_Task description_. Set down the records once more, please, exactly and with the pictures left out.

_Given information_.
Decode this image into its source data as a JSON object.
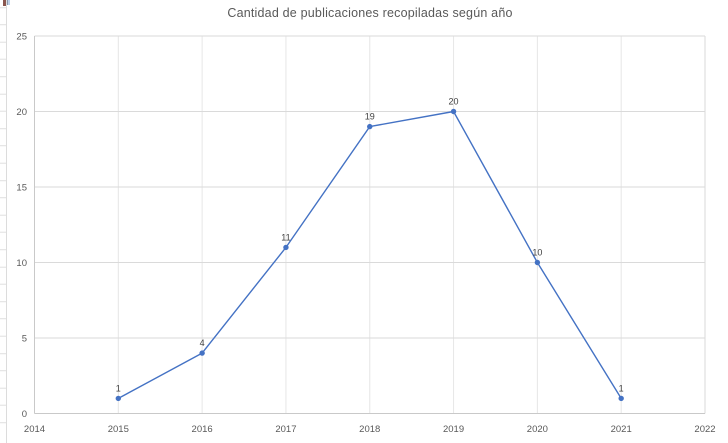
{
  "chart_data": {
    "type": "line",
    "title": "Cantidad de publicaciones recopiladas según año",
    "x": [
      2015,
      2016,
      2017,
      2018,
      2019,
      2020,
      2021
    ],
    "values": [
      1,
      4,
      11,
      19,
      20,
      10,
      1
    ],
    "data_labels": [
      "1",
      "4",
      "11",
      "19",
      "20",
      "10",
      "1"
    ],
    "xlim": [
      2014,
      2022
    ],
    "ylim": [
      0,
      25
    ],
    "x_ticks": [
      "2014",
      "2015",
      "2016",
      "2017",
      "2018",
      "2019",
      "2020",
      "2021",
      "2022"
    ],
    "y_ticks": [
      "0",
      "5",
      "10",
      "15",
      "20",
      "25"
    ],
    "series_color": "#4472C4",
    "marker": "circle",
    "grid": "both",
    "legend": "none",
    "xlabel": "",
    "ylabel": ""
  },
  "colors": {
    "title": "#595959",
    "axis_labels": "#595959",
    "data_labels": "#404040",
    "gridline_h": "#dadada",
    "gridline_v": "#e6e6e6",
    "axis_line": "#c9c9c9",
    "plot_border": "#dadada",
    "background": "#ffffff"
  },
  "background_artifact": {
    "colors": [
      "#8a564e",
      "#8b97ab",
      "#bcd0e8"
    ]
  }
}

_Task result_.
Decode this image into its source data as a JSON object.
{
  "chart_data": {
    "type": "line",
    "title": "Cantidad de publicaciones recopiladas según año",
    "x": [
      2015,
      2016,
      2017,
      2018,
      2019,
      2020,
      2021
    ],
    "values": [
      1,
      4,
      11,
      19,
      20,
      10,
      1
    ],
    "data_labels": [
      "1",
      "4",
      "11",
      "19",
      "20",
      "10",
      "1"
    ],
    "xlim": [
      2014,
      2022
    ],
    "ylim": [
      0,
      25
    ],
    "x_ticks": [
      "2014",
      "2015",
      "2016",
      "2017",
      "2018",
      "2019",
      "2020",
      "2021",
      "2022"
    ],
    "y_ticks": [
      "0",
      "5",
      "10",
      "15",
      "20",
      "25"
    ],
    "series_color": "#4472C4",
    "marker": "circle",
    "grid": "both",
    "legend": "none",
    "xlabel": "",
    "ylabel": ""
  },
  "colors": {
    "title": "#595959",
    "axis_labels": "#595959",
    "data_labels": "#404040",
    "gridline_h": "#dadada",
    "gridline_v": "#e6e6e6",
    "axis_line": "#c9c9c9",
    "plot_border": "#dadada",
    "background": "#ffffff"
  },
  "background_artifact": {
    "colors": [
      "#8a564e",
      "#8b97ab",
      "#bcd0e8"
    ]
  }
}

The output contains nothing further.